#### WHAT IS EXPECTED:
Using the records provided below, locate and copy each line that contains the word "Samia".

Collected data
****************

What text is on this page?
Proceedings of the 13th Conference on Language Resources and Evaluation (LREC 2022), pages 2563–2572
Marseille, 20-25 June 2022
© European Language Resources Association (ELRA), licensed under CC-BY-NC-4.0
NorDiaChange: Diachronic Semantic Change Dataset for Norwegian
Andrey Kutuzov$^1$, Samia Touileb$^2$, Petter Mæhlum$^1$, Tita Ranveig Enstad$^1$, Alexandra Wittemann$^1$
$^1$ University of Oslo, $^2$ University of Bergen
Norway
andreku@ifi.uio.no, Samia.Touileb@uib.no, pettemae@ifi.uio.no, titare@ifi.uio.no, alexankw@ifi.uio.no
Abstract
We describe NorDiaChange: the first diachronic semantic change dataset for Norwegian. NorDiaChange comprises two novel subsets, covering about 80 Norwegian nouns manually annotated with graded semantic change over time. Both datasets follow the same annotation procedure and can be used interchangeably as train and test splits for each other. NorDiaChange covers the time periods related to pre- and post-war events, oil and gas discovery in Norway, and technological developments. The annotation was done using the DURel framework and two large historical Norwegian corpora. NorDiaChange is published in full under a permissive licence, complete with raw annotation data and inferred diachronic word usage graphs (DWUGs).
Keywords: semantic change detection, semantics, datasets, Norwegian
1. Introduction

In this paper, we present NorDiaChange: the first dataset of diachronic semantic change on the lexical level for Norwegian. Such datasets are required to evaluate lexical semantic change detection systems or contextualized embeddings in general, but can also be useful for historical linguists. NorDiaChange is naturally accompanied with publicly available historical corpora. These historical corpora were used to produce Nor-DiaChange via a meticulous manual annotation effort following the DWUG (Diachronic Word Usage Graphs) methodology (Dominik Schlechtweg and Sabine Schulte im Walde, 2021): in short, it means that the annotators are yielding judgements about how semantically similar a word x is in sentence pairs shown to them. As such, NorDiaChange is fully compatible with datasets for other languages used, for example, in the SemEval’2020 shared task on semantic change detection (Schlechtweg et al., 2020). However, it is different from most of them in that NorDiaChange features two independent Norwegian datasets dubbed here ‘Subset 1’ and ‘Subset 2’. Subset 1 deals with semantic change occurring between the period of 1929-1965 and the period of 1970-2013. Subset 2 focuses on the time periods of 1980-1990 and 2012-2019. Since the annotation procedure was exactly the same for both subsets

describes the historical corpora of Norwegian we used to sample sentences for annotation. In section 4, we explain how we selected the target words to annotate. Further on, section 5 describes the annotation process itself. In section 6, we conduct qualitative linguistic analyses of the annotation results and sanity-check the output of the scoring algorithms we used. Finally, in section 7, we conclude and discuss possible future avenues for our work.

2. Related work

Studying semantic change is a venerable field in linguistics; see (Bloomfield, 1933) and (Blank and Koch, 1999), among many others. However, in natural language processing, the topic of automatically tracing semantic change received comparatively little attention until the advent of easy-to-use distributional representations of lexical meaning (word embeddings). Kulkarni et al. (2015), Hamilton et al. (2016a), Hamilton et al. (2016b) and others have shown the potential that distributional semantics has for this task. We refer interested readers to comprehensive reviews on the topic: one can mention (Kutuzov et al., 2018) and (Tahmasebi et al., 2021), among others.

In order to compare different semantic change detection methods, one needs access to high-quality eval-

****************

#### SOLVED EXERCISE:
Andrey Kutuzov$^1$, Samia Touileb$^2$, Petter Mæhlum$^1$, Tita Ranveig Enstad$^1$, Alexandra Wittemann$^1$
andreku@ifi.uio.no, Samia.Touileb@uib.no, pettemae@ifi.uio.no, titare@ifi.uio.no, alexankw@ifi.uio.no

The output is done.